What you will do
Output the material exactly, but drop every image it holds.

Material

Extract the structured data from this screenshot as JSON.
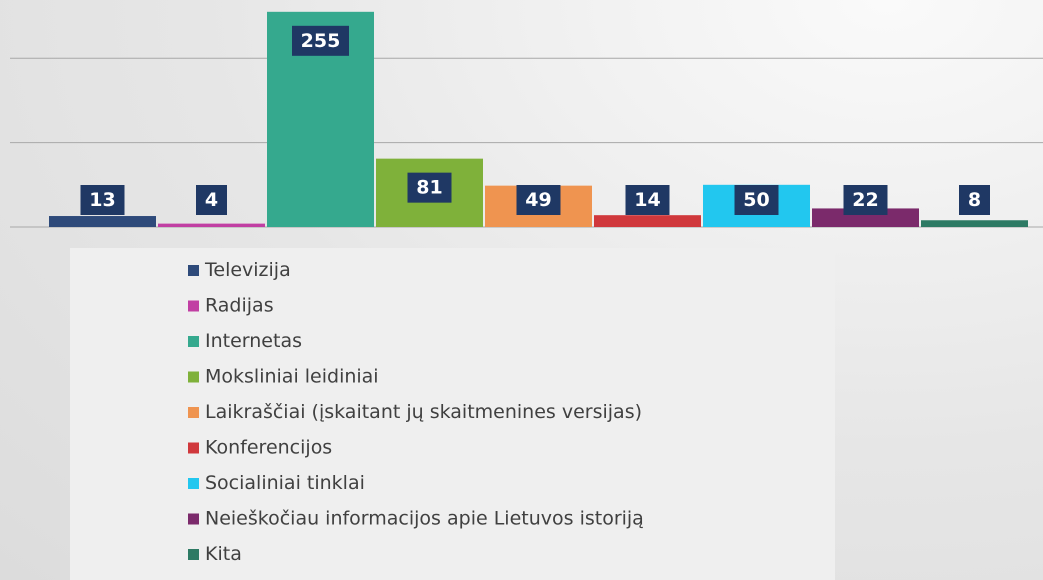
{
  "chart_data": {
    "type": "bar",
    "categories": [
      "Televizija",
      "Radijas",
      "Internetas",
      "Moksliniai leidiniai",
      "Laikraščiai (įskaitant jų skaitmenines versijas)",
      "Konferencijos",
      "Socialiniai tinklai",
      "Neieškočiau informacijos apie Lietuvos istoriją",
      "Kita"
    ],
    "values": [
      13,
      4,
      255,
      81,
      49,
      14,
      50,
      22,
      8
    ],
    "colors": [
      "#2e4a7a",
      "#c13fa3",
      "#35a98e",
      "#7fb13a",
      "#ef9450",
      "#d0383c",
      "#22c7ef",
      "#7b2a6b",
      "#2d7a64"
    ],
    "ylim": [
      0,
      269
    ],
    "yticks": [
      0,
      100,
      200
    ],
    "grid": true,
    "legend": "bottom"
  }
}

Exercise result
Extract the structured data from this screenshot as JSON.
{
  "chart_data": {
    "type": "bar",
    "categories": [
      "Televizija",
      "Radijas",
      "Internetas",
      "Moksliniai leidiniai",
      "Laikraščiai (įskaitant jų skaitmenines versijas)",
      "Konferencijos",
      "Socialiniai tinklai",
      "Neieškočiau informacijos apie Lietuvos istoriją",
      "Kita"
    ],
    "values": [
      13,
      4,
      255,
      81,
      49,
      14,
      50,
      22,
      8
    ],
    "colors": [
      "#2e4a7a",
      "#c13fa3",
      "#35a98e",
      "#7fb13a",
      "#ef9450",
      "#d0383c",
      "#22c7ef",
      "#7b2a6b",
      "#2d7a64"
    ],
    "ylim": [
      0,
      269
    ],
    "yticks": [
      0,
      100,
      200
    ],
    "grid": true,
    "legend": "bottom"
  }
}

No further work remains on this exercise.